Instructions to follow: Without the pictures, copy the entries below word for word.

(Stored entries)
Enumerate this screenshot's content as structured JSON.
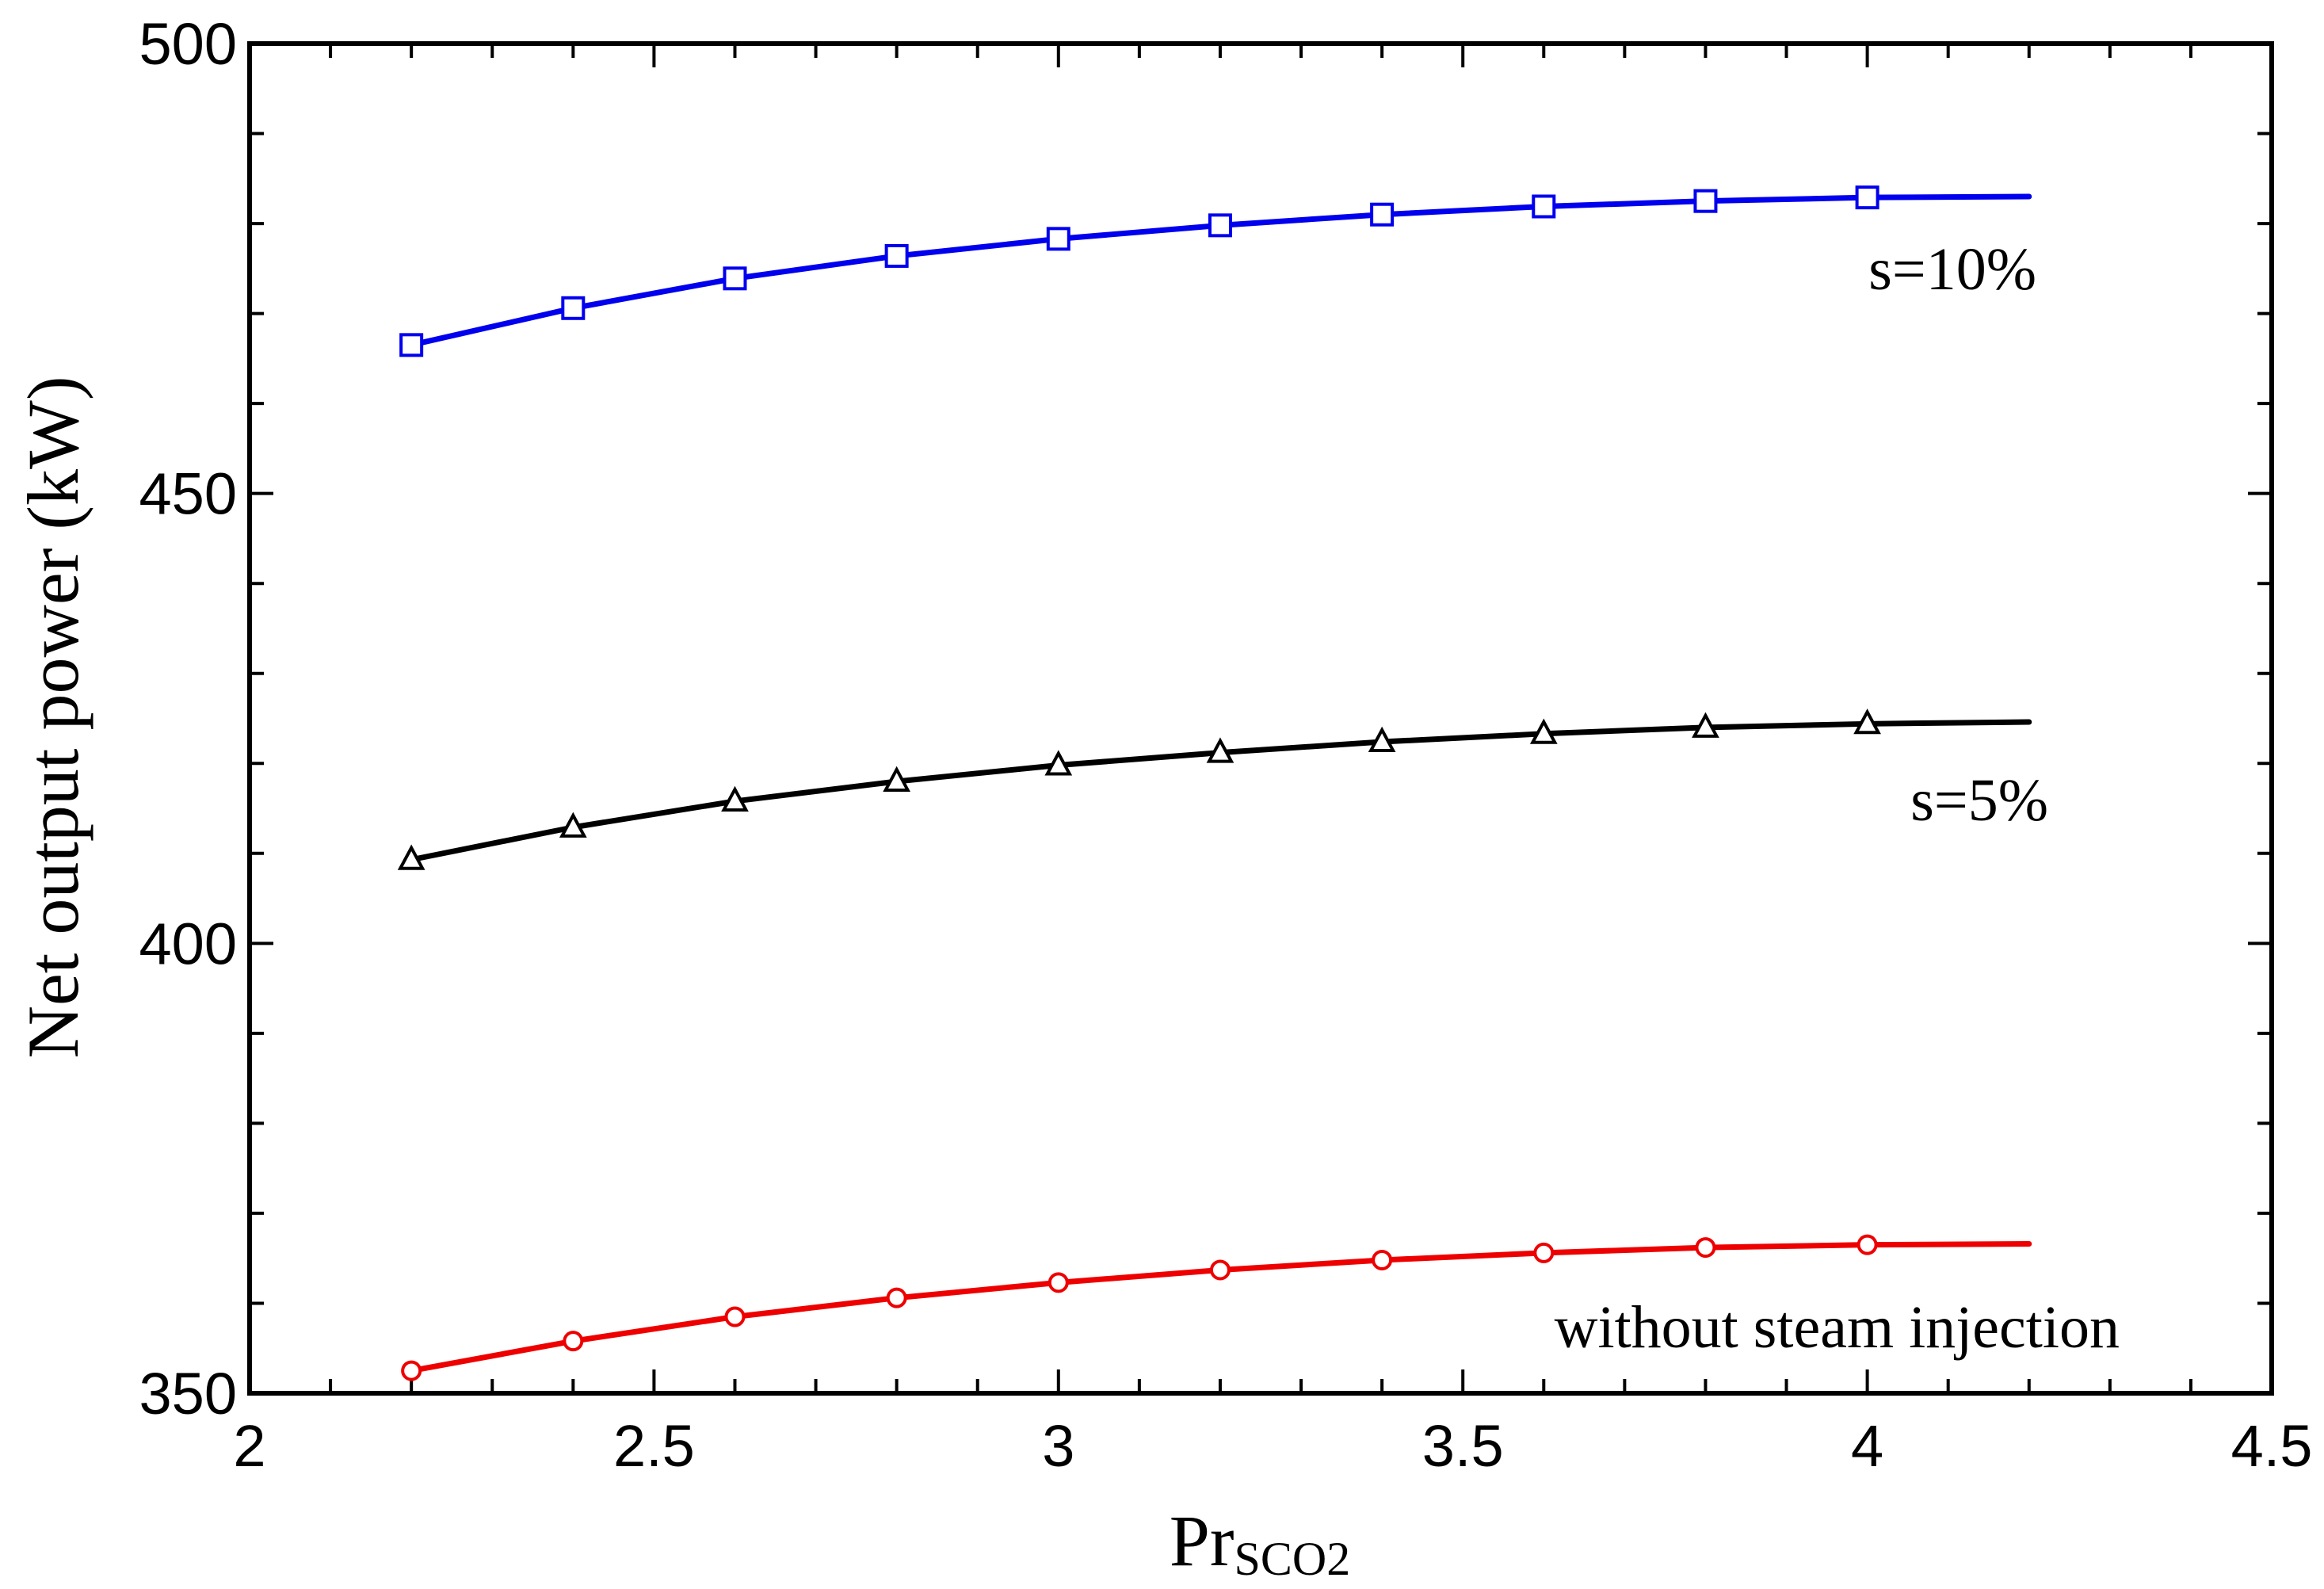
{
  "chart_data": {
    "type": "line",
    "title": "",
    "xlabel": "Pr",
    "xlabel_sub": "SCO2",
    "ylabel": "Net output power (kW)",
    "xlim": [
      2,
      4.5
    ],
    "ylim": [
      350,
      500
    ],
    "xticks": [
      2,
      2.5,
      3,
      3.5,
      4,
      4.5
    ],
    "xtick_labels": [
      "2",
      "2.5",
      "3",
      "3.5",
      "4",
      "4.5"
    ],
    "yticks": [
      350,
      400,
      450,
      500
    ],
    "ytick_labels": [
      "350",
      "400",
      "450",
      "500"
    ],
    "grid": false,
    "series": [
      {
        "name": "s=10%",
        "color": "#0000ee",
        "marker": "square",
        "x": [
          2.2,
          2.4,
          2.6,
          2.8,
          3.0,
          3.2,
          3.4,
          3.6,
          3.8,
          4.0
        ],
        "values": [
          466.5,
          470.6,
          473.9,
          476.4,
          478.3,
          479.8,
          481.0,
          481.9,
          482.5,
          482.9
        ],
        "line_end": [
          4.2,
          483.0
        ]
      },
      {
        "name": "s=5%",
        "color": "#000000",
        "marker": "triangle",
        "x": [
          2.2,
          2.4,
          2.6,
          2.8,
          3.0,
          3.2,
          3.4,
          3.6,
          3.8,
          4.0
        ],
        "values": [
          409.3,
          412.9,
          415.8,
          418.0,
          419.8,
          421.2,
          422.4,
          423.3,
          424.0,
          424.4
        ],
        "line_end": [
          4.2,
          424.6
        ]
      },
      {
        "name": "without steam injection",
        "color": "#ee0000",
        "marker": "circle",
        "x": [
          2.2,
          2.4,
          2.6,
          2.8,
          3.0,
          3.2,
          3.4,
          3.6,
          3.8,
          4.0
        ],
        "values": [
          352.5,
          355.8,
          358.5,
          360.6,
          362.3,
          363.7,
          364.8,
          365.6,
          366.2,
          366.5
        ],
        "line_end": [
          4.2,
          366.6
        ]
      }
    ],
    "annotations": [
      "s=10%",
      "s=5%",
      "without steam injection"
    ]
  }
}
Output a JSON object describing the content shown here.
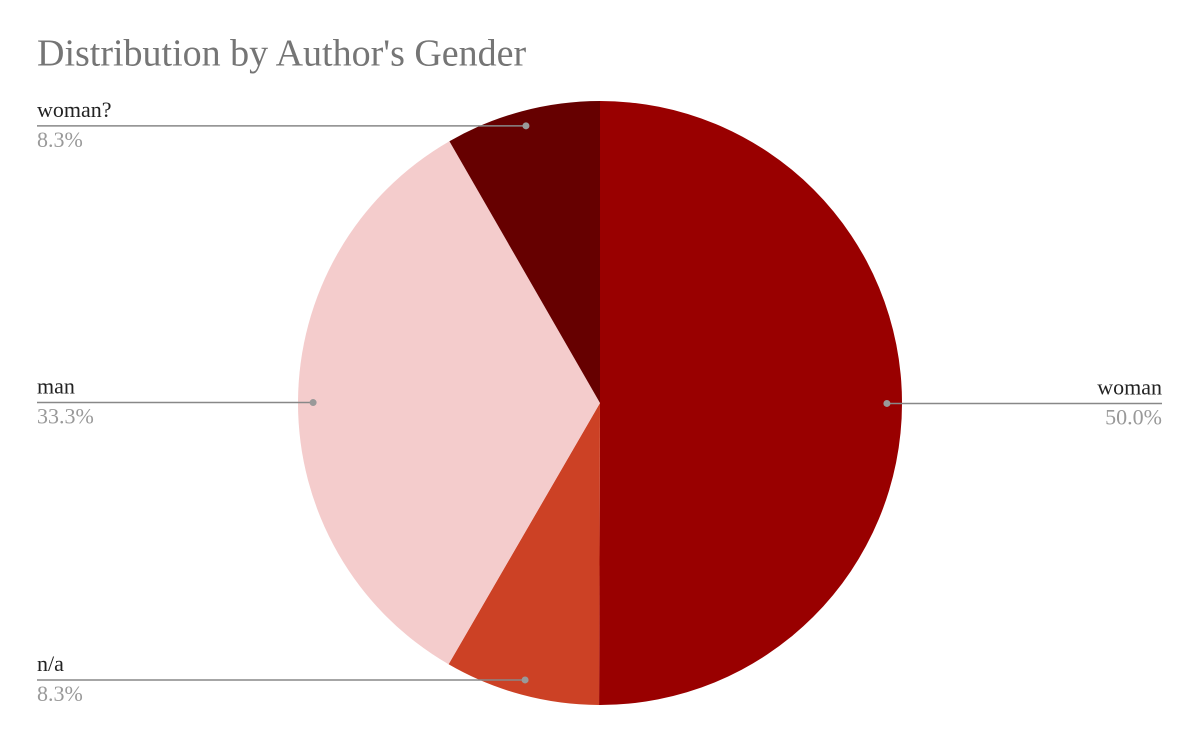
{
  "chart_data": {
    "type": "pie",
    "title": "Distribution by Author's Gender",
    "categories": [
      "woman",
      "n/a",
      "man",
      "woman?"
    ],
    "values": [
      50,
      8.3,
      33.3,
      8.3
    ],
    "value_labels": [
      "50.0%",
      "8.3%",
      "33.3%",
      "8.3%"
    ],
    "colors": [
      "#990000",
      "#cc4125",
      "#f4cccc",
      "#660000"
    ]
  }
}
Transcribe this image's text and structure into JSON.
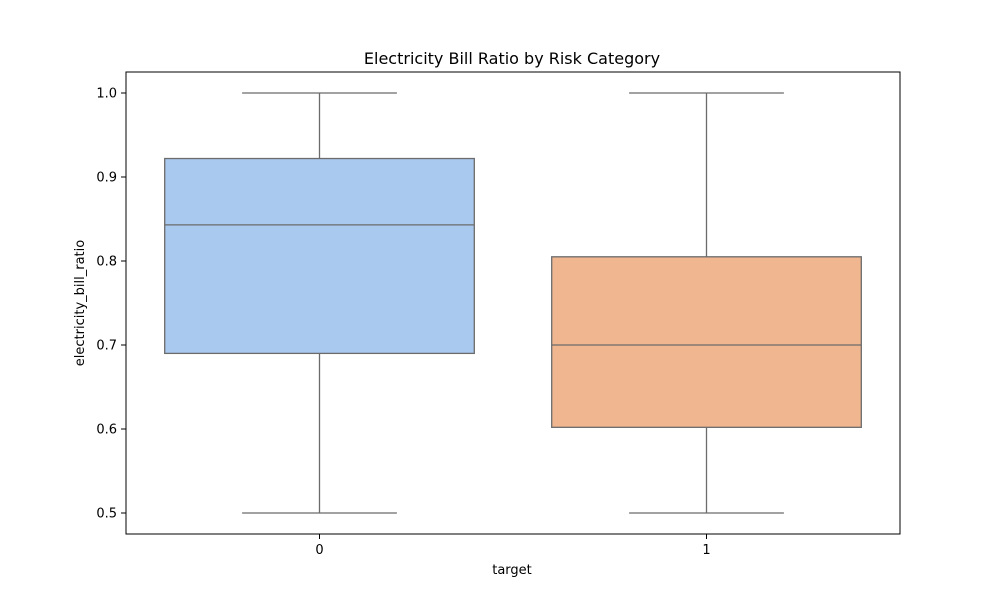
{
  "chart_data": {
    "type": "box",
    "title": "Electricity Bill Ratio by Risk Category",
    "xlabel": "target",
    "ylabel": "electricity_bill_ratio",
    "ylim": [
      0.475,
      1.025
    ],
    "yticks": [
      0.5,
      0.6,
      0.7,
      0.8,
      0.9,
      1.0
    ],
    "ytick_labels": [
      "0.5",
      "0.6",
      "0.7",
      "0.8",
      "0.9",
      "1.0"
    ],
    "grid": false,
    "categories": [
      "0",
      "1"
    ],
    "boxes": [
      {
        "category": "0",
        "whisker_low": 0.5,
        "q1": 0.69,
        "median": 0.843,
        "q3": 0.922,
        "whisker_high": 1.0,
        "color": "#a9c9ee"
      },
      {
        "category": "1",
        "whisker_low": 0.5,
        "q1": 0.602,
        "median": 0.7,
        "q3": 0.805,
        "whisker_high": 1.0,
        "color": "#f0b690"
      }
    ],
    "line_color": "#6b6b6b"
  }
}
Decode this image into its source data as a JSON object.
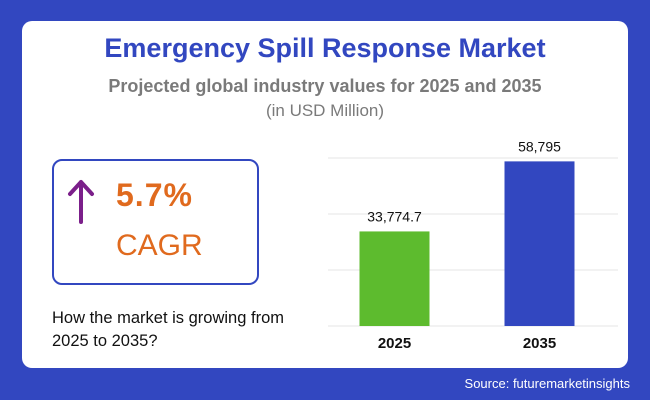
{
  "header": {
    "title": "Emergency Spill Response Market",
    "subtitle": "Projected global industry values for 2025 and 2035",
    "unit": "(in USD Million)"
  },
  "cagr": {
    "value": "5.7%",
    "label": "CAGR",
    "icon": "up-arrow-icon",
    "color": "#e06a1e",
    "arrow_color": "#7b1f8a"
  },
  "question": "How the market is growing from 2025 to 2035?",
  "source": "Source: futuremarketinsights",
  "colors": {
    "background": "#3247c0",
    "title": "#3247c0",
    "bar_2025": "#5dbb2e",
    "bar_2035": "#3247c0"
  },
  "chart_data": {
    "type": "bar",
    "categories": [
      "2025",
      "2035"
    ],
    "values": [
      33774.7,
      58795
    ],
    "value_labels": [
      "33,774.7",
      "58,795"
    ],
    "colors": [
      "#5dbb2e",
      "#3247c0"
    ],
    "ylim": [
      0,
      70000
    ],
    "grid": true
  }
}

Task output:
Enumerate this screenshot's content as structured JSON.
{
  "chart_data": {
    "type": "line",
    "title": "",
    "xlabel": "Pr",
    "xlabel_sub": "SCO2",
    "ylabel": "Net output power (kW)",
    "xlim": [
      2,
      4.5
    ],
    "ylim": [
      350,
      500
    ],
    "xticks": [
      2,
      2.5,
      3,
      3.5,
      4,
      4.5
    ],
    "xtick_labels": [
      "2",
      "2.5",
      "3",
      "3.5",
      "4",
      "4.5"
    ],
    "yticks": [
      350,
      400,
      450,
      500
    ],
    "ytick_labels": [
      "350",
      "400",
      "450",
      "500"
    ],
    "grid": false,
    "series": [
      {
        "name": "s=10%",
        "color": "#0000ee",
        "marker": "square",
        "x": [
          2.2,
          2.4,
          2.6,
          2.8,
          3.0,
          3.2,
          3.4,
          3.6,
          3.8,
          4.0
        ],
        "values": [
          466.5,
          470.6,
          473.9,
          476.4,
          478.3,
          479.8,
          481.0,
          481.9,
          482.5,
          482.9
        ],
        "line_end": [
          4.2,
          483.0
        ]
      },
      {
        "name": "s=5%",
        "color": "#000000",
        "marker": "triangle",
        "x": [
          2.2,
          2.4,
          2.6,
          2.8,
          3.0,
          3.2,
          3.4,
          3.6,
          3.8,
          4.0
        ],
        "values": [
          409.3,
          412.9,
          415.8,
          418.0,
          419.8,
          421.2,
          422.4,
          423.3,
          424.0,
          424.4
        ],
        "line_end": [
          4.2,
          424.6
        ]
      },
      {
        "name": "without steam injection",
        "color": "#ee0000",
        "marker": "circle",
        "x": [
          2.2,
          2.4,
          2.6,
          2.8,
          3.0,
          3.2,
          3.4,
          3.6,
          3.8,
          4.0
        ],
        "values": [
          352.5,
          355.8,
          358.5,
          360.6,
          362.3,
          363.7,
          364.8,
          365.6,
          366.2,
          366.5
        ],
        "line_end": [
          4.2,
          366.6
        ]
      }
    ],
    "annotations": [
      "s=10%",
      "s=5%",
      "without steam injection"
    ]
  }
}
Output a JSON object describing the content shown here.
{
  "chart_data": {
    "type": "pie",
    "title": "Distribution by Author's Gender",
    "categories": [
      "woman",
      "n/a",
      "man",
      "woman?"
    ],
    "values": [
      50,
      8.3,
      33.3,
      8.3
    ],
    "value_labels": [
      "50.0%",
      "8.3%",
      "33.3%",
      "8.3%"
    ],
    "colors": [
      "#990000",
      "#cc4125",
      "#f4cccc",
      "#660000"
    ]
  }
}
Transcribe this image's text and structure into JSON.
{
  "chart_data": {
    "type": "box",
    "title": "Electricity Bill Ratio by Risk Category",
    "xlabel": "target",
    "ylabel": "electricity_bill_ratio",
    "ylim": [
      0.475,
      1.025
    ],
    "yticks": [
      0.5,
      0.6,
      0.7,
      0.8,
      0.9,
      1.0
    ],
    "ytick_labels": [
      "0.5",
      "0.6",
      "0.7",
      "0.8",
      "0.9",
      "1.0"
    ],
    "grid": false,
    "categories": [
      "0",
      "1"
    ],
    "boxes": [
      {
        "category": "0",
        "whisker_low": 0.5,
        "q1": 0.69,
        "median": 0.843,
        "q3": 0.922,
        "whisker_high": 1.0,
        "color": "#a9c9ee"
      },
      {
        "category": "1",
        "whisker_low": 0.5,
        "q1": 0.602,
        "median": 0.7,
        "q3": 0.805,
        "whisker_high": 1.0,
        "color": "#f0b690"
      }
    ],
    "line_color": "#6b6b6b"
  }
}
Decode this image into its source data as a JSON object.
{
  "header": {
    "title": "Emergency Spill Response Market",
    "subtitle": "Projected global industry values for 2025 and 2035",
    "unit": "(in USD Million)"
  },
  "cagr": {
    "value": "5.7%",
    "label": "CAGR",
    "icon": "up-arrow-icon",
    "color": "#e06a1e",
    "arrow_color": "#7b1f8a"
  },
  "question": "How the market is growing from 2025 to 2035?",
  "source": "Source: futuremarketinsights",
  "colors": {
    "background": "#3247c0",
    "title": "#3247c0",
    "bar_2025": "#5dbb2e",
    "bar_2035": "#3247c0"
  },
  "chart_data": {
    "type": "bar",
    "categories": [
      "2025",
      "2035"
    ],
    "values": [
      33774.7,
      58795
    ],
    "value_labels": [
      "33,774.7",
      "58,795"
    ],
    "colors": [
      "#5dbb2e",
      "#3247c0"
    ],
    "ylim": [
      0,
      70000
    ],
    "grid": true
  }
}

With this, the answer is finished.